What you are asked to do » Gather the lines from the material that contain "library".

Entries shown »
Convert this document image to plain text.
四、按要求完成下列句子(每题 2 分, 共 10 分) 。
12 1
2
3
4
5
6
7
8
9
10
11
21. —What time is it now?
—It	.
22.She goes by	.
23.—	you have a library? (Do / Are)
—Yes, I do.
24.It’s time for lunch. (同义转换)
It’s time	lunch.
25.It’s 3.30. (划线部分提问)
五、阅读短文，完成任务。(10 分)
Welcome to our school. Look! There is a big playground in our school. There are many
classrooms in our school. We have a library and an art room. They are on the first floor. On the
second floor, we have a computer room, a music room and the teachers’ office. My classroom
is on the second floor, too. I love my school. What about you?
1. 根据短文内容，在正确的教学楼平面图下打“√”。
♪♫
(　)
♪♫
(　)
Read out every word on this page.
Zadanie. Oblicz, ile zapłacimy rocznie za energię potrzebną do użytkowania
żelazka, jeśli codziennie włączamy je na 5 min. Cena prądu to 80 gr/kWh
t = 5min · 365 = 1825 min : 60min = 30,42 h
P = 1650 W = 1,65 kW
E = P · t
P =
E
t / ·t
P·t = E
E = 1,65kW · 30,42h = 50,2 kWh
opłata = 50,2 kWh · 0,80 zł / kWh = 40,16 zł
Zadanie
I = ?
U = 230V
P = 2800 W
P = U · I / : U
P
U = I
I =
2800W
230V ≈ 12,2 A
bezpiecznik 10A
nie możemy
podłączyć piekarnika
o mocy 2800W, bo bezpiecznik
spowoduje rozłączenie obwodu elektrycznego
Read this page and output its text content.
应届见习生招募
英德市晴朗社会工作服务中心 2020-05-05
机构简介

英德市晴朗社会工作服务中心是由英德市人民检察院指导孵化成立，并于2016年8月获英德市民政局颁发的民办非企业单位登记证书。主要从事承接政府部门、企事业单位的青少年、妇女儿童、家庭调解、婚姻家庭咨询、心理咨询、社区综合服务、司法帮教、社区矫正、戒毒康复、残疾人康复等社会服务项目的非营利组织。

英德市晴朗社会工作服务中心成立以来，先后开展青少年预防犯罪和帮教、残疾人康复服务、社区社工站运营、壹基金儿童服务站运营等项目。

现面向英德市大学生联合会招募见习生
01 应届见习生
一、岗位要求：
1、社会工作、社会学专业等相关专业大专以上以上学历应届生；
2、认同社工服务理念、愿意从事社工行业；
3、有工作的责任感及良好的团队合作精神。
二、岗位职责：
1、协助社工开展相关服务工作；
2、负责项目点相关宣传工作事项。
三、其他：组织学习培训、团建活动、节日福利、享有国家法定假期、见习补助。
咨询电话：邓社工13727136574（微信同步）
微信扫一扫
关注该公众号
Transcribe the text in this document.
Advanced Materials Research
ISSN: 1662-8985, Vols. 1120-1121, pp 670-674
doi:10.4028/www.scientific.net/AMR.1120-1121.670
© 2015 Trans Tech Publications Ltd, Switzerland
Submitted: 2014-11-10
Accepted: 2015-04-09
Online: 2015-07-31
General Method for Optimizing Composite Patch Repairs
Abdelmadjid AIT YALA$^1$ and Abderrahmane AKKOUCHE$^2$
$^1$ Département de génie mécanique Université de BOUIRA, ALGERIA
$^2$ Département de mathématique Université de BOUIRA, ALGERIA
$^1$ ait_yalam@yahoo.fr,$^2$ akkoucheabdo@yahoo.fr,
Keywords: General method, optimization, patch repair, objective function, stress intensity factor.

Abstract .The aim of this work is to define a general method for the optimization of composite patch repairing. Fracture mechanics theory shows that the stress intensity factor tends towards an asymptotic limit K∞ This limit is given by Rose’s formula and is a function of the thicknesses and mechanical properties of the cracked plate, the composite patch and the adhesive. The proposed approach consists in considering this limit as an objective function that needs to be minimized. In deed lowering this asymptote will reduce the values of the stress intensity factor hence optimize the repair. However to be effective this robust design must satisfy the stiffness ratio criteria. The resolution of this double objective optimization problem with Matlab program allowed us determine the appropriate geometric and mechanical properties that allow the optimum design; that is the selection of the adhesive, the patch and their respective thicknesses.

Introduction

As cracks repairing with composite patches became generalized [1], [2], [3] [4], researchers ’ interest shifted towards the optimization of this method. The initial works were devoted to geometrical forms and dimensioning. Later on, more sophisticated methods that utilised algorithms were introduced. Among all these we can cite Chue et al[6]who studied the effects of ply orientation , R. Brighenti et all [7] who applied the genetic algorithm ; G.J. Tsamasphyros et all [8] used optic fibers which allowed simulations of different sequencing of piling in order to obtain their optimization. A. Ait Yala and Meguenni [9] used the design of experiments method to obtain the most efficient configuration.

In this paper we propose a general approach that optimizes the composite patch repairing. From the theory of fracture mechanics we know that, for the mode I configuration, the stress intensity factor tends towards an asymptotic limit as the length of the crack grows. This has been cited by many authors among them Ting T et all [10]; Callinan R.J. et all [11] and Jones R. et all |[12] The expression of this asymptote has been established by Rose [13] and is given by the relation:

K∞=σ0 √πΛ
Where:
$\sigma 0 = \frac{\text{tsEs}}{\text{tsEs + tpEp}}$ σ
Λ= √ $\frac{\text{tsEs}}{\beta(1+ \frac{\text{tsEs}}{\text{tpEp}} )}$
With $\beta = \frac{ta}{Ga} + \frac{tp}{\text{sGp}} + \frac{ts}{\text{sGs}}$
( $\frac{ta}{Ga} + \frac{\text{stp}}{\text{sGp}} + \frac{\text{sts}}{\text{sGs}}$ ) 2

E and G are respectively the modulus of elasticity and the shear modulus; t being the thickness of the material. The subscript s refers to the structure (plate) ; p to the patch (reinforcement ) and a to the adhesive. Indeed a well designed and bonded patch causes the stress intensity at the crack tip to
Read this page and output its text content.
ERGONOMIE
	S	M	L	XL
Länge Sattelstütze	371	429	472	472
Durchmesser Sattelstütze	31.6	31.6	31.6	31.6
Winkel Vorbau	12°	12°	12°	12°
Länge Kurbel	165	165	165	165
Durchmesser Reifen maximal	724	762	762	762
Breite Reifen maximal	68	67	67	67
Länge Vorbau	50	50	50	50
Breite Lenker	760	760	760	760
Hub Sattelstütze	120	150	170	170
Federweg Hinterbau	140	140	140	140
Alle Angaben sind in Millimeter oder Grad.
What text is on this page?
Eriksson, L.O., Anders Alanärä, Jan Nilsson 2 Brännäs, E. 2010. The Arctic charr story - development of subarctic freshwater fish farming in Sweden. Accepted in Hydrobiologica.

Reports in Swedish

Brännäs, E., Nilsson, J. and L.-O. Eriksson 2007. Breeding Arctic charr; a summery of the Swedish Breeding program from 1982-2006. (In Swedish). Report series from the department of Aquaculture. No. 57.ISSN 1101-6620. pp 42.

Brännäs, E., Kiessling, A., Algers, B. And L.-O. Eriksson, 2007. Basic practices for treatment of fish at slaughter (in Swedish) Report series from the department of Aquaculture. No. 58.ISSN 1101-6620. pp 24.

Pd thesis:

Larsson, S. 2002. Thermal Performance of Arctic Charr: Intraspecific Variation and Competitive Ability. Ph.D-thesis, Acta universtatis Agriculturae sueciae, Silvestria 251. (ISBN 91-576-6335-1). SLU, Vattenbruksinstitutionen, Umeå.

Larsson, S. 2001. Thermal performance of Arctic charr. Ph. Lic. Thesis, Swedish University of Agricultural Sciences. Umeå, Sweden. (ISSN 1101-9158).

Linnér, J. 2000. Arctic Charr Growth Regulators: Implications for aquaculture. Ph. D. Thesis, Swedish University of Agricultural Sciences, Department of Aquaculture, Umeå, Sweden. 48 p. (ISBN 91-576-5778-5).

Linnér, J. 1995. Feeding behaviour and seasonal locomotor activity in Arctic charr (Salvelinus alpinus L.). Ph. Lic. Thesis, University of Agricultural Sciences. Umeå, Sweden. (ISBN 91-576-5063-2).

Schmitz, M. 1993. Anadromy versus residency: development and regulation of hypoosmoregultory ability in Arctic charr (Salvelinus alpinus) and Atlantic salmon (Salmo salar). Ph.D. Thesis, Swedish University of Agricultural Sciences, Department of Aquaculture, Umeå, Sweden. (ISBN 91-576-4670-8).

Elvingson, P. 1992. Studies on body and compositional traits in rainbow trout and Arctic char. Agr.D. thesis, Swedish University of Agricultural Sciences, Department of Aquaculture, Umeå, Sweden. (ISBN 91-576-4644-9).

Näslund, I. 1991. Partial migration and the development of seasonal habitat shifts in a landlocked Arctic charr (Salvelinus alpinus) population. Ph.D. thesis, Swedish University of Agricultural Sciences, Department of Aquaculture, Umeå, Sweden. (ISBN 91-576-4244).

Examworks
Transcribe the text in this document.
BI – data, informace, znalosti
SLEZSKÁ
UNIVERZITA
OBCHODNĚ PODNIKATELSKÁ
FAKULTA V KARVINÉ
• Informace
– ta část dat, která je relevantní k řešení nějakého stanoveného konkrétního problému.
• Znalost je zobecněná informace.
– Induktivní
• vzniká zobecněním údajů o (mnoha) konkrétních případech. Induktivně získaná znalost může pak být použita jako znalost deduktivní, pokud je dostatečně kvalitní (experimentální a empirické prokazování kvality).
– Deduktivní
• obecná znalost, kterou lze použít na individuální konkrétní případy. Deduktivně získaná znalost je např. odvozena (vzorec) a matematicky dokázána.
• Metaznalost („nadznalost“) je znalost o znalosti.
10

Result »
23.—	you have a library? (Do / Are)
classrooms in our school. We have a library and an art room. They are on the first floor. On the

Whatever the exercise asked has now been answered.